--- Begin ---

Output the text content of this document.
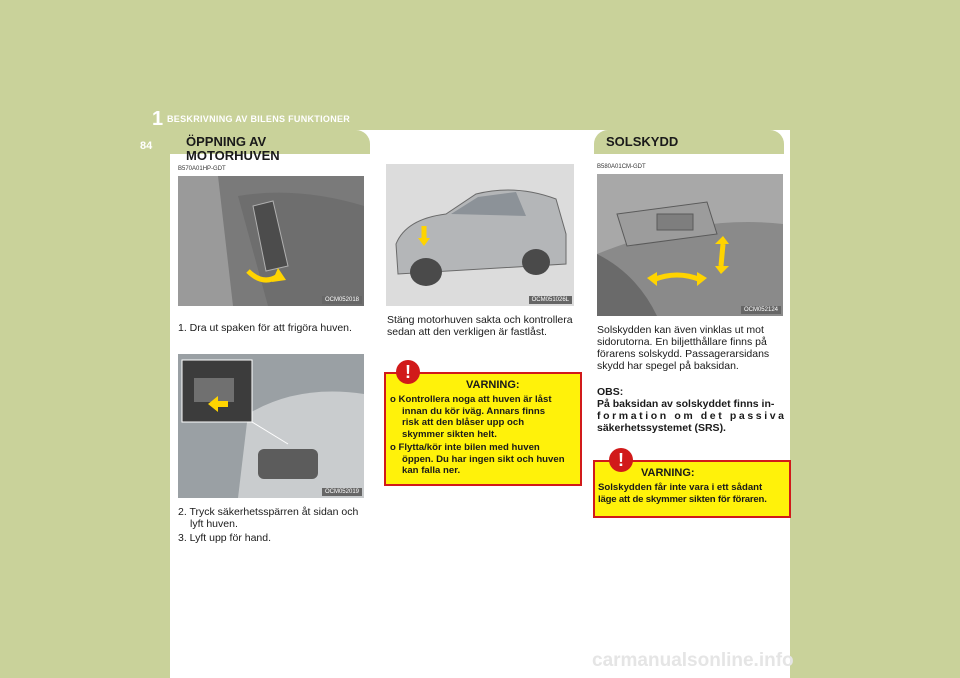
1 BESKRIVNING AV BILENS FUNKTIONER
84	ÖPPNING AV
MOTORHUVEN
B570A01HP-GDT
OCM052018
1. Dra ut spaken för att frigöra huven.
OCM052019
2. Tryck säkerhetsspärren åt sidan och
lyft huven.
3. Lyft upp för hand.
OCM051026L
Stäng motorhuven sakta och kontrollera
sedan att den verkligen är fastlåst.
!
VARNING:
o Kontrollera noga att huven är låst
innan du kör iväg. Annars finns
risk att den blåser upp och
skymmer sikten helt.
o Flytta/kör inte bilen med huven
öppen. Du har ingen sikt och huven
kan falla ner.
SOLSKYDD
B580A01CM-GDT
OCM052124
Solskydden kan även vinklas ut mot
sidorutorna. En biljetthållare finns på
förarens solskydd. Passagerarsidans
skydd har spegel på baksidan.
OBS:
På baksidan av solskyddet finns in-
formation om det passiva
säkerhetssystemet (SRS).
!
VARNING:
Solskydden får inte vara i ett sådant
läge att de skymmer sikten för föraren.
carmanualsonline.info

--- End ---

__Problem to work on__.
Go through the material above and print all of it exactly, except the pictures.

__Answer__.
Output the text content of this document.
1 BESKRIVNING AV BILENS FUNKTIONER
84	ÖPPNING AV
MOTORHUVEN
B570A01HP-GDT
OCM052018
1. Dra ut spaken för att frigöra huven.
OCM052019
2. Tryck säkerhetsspärren åt sidan och
lyft huven.
3. Lyft upp för hand.
OCM051026L
Stäng motorhuven sakta och kontrollera
sedan att den verkligen är fastlåst.
!
VARNING:
o Kontrollera noga att huven är låst
innan du kör iväg. Annars finns
risk att den blåser upp och
skymmer sikten helt.
o Flytta/kör inte bilen med huven
öppen. Du har ingen sikt och huven
kan falla ner.
SOLSKYDD
B580A01CM-GDT
OCM052124
Solskydden kan även vinklas ut mot
sidorutorna. En biljetthållare finns på
förarens solskydd. Passagerarsidans
skydd har spegel på baksidan.
OBS:
På baksidan av solskyddet finns in-
formation om det passiva
säkerhetssystemet (SRS).
!
VARNING:
Solskydden får inte vara i ett sådant
läge att de skymmer sikten för föraren.
carmanualsonline.info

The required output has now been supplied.